INSTRUCTION:
Tally how many lines hold the string "JSON". Your reply should be that number alone.

DATASET EXTRACT:
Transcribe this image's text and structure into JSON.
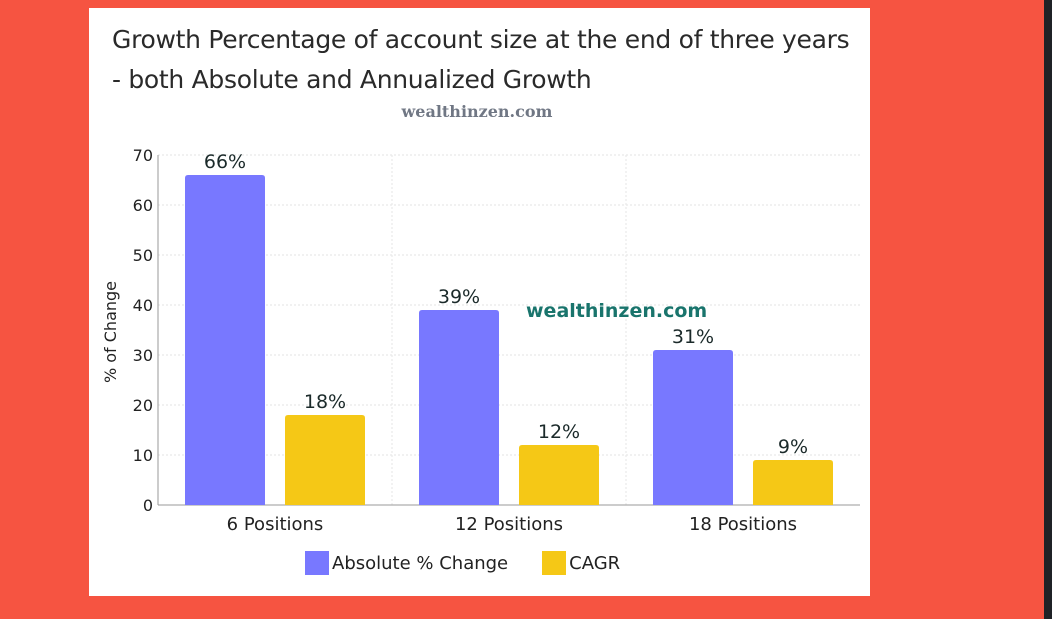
{
  "chart_data": {
    "type": "bar",
    "title": "Growth Percentage of account size at the end of three years - both Absolute and Annualized Growth",
    "subtitle": "wealthinzen.com",
    "watermark": "wealthinzen.com",
    "categories": [
      "6 Positions",
      "12 Positions",
      "18 Positions"
    ],
    "series": [
      {
        "name": "Absolute % Change",
        "values": [
          66,
          39,
          31
        ],
        "labels": [
          "66%",
          "39%",
          "31%"
        ],
        "color": "#7878ff"
      },
      {
        "name": "CAGR",
        "values": [
          18,
          12,
          9
        ],
        "labels": [
          "18%",
          "12%",
          "9%"
        ],
        "color": "#f5c816"
      }
    ],
    "xlabel": "",
    "ylabel": "% of Change",
    "ylim": [
      0,
      70
    ],
    "yticks": [
      0,
      10,
      20,
      30,
      40,
      50,
      60,
      70
    ],
    "grid": true,
    "legend": "bottom"
  }
}
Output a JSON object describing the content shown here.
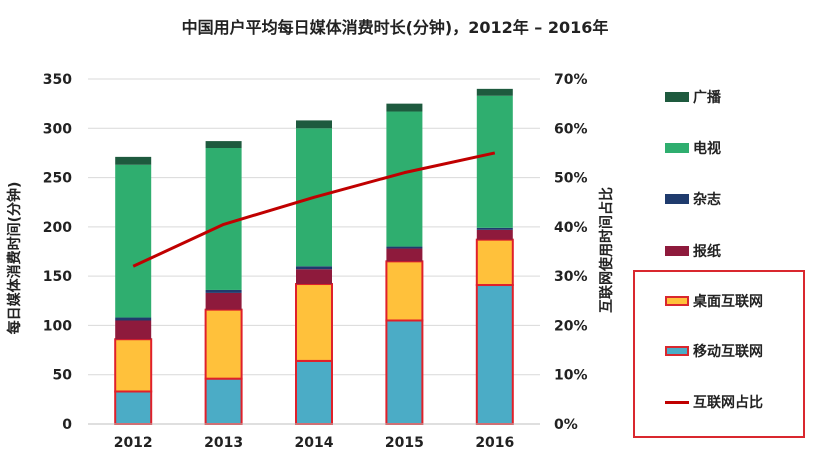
{
  "chart_data": {
    "type": "bar",
    "title": "中国用户平均每日媒体消费时长(分钟)，2012年  –  2016年",
    "ylabel": "每日媒体消费时间(分钟)",
    "y2label": "互联网使用时间占比",
    "categories": [
      "2012",
      "2013",
      "2014",
      "2015",
      "2016"
    ],
    "ylim": [
      0,
      350
    ],
    "yticks": [
      "0",
      "50",
      "100",
      "150",
      "200",
      "250",
      "300",
      "350"
    ],
    "y2lim": [
      0,
      70
    ],
    "y2ticks": [
      "0%",
      "10%",
      "20%",
      "30%",
      "40%",
      "50%",
      "60%",
      "70%"
    ],
    "stacked": true,
    "series": [
      {
        "name": "移动互联网",
        "color": "#4bacc6",
        "values": [
          33,
          46,
          64,
          105,
          141
        ],
        "bordered": true
      },
      {
        "name": "桌面互联网",
        "color": "#ffc13b",
        "values": [
          53,
          70,
          78,
          60,
          46
        ],
        "bordered": true
      },
      {
        "name": "报纸",
        "color": "#8e1a3c",
        "values": [
          19,
          17,
          15,
          13,
          10
        ]
      },
      {
        "name": "杂志",
        "color": "#1f3b6d",
        "values": [
          3,
          3,
          3,
          2,
          2
        ]
      },
      {
        "name": "电视",
        "color": "#2fae6f",
        "values": [
          155,
          144,
          140,
          137,
          134
        ]
      },
      {
        "name": "广播",
        "color": "#1e5a3e",
        "values": [
          8,
          7,
          8,
          8,
          7
        ]
      }
    ],
    "line_series": {
      "name": "互联网占比",
      "color": "#c00000",
      "axis": "right",
      "values": [
        32,
        40.5,
        46,
        51,
        55
      ]
    },
    "grid": true,
    "legend": "right"
  }
}
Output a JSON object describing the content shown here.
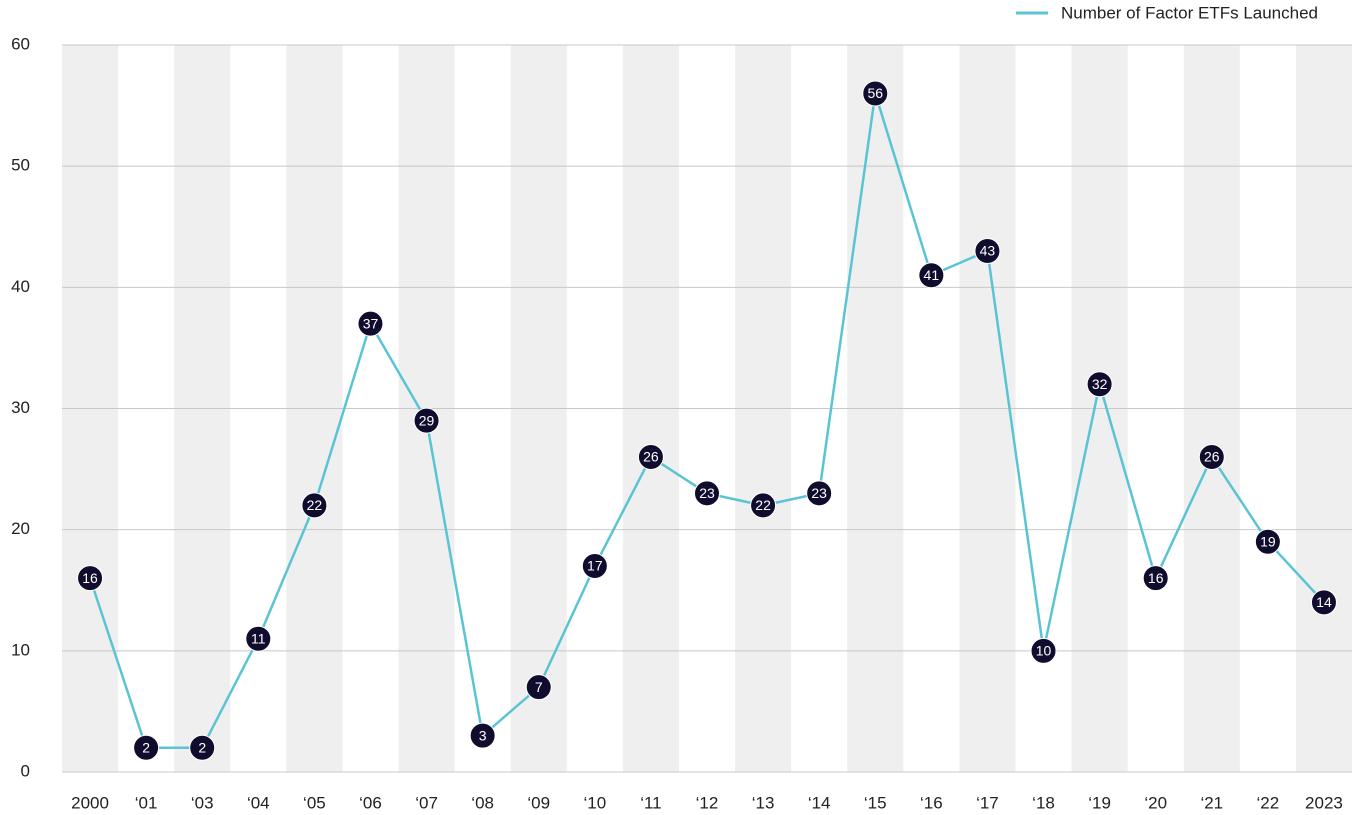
{
  "chart_data": {
    "type": "line",
    "categories": [
      "2000",
      "‘01",
      "‘03",
      "‘04",
      "‘05",
      "‘06",
      "‘07",
      "‘08",
      "‘09",
      "‘10",
      "‘11",
      "‘12",
      "‘13",
      "‘14",
      "‘15",
      "‘16",
      "‘17",
      "‘18",
      "‘19",
      "‘20",
      "‘21",
      "‘22",
      "2023"
    ],
    "series": [
      {
        "name": "Number of Factor ETFs Launched",
        "color": "#5bc4d4",
        "values": [
          16,
          2,
          2,
          11,
          22,
          37,
          29,
          3,
          7,
          17,
          26,
          23,
          22,
          23,
          56,
          41,
          43,
          10,
          32,
          16,
          26,
          19,
          14
        ]
      }
    ],
    "ylim": [
      0,
      60
    ],
    "yticks": [
      0,
      10,
      20,
      30,
      40,
      50,
      60
    ],
    "grid": true,
    "legend": "top-right",
    "marker_color": "#100c2e",
    "band_color": "#efefef"
  }
}
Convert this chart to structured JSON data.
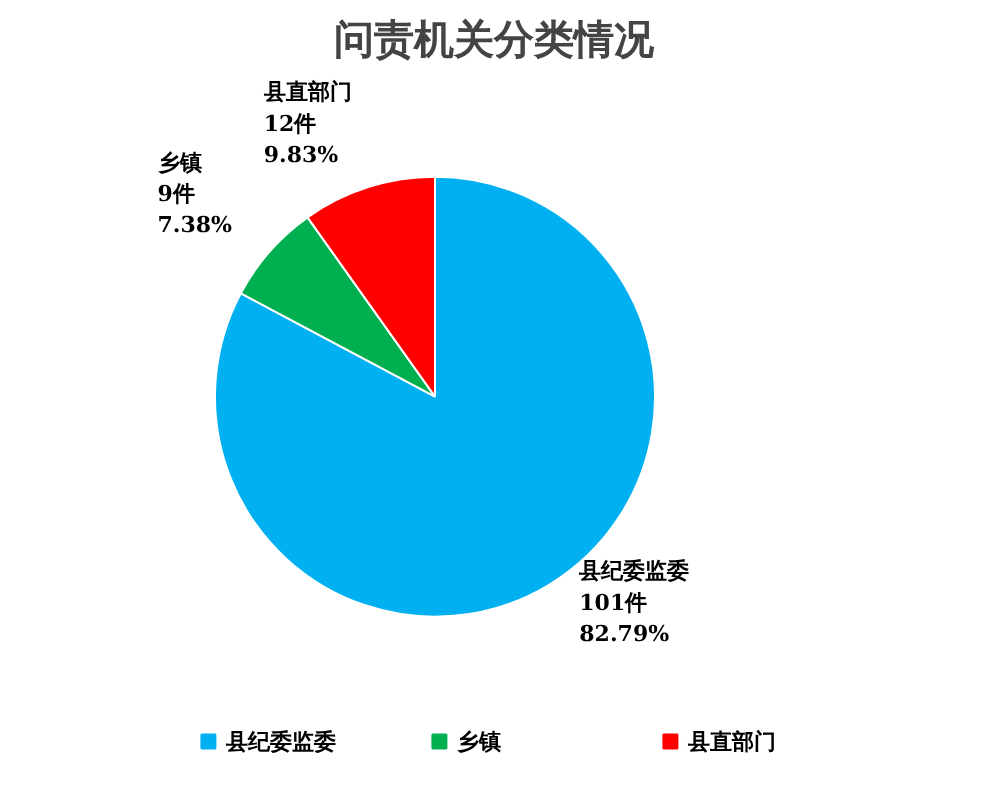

THE RESPONSE:
4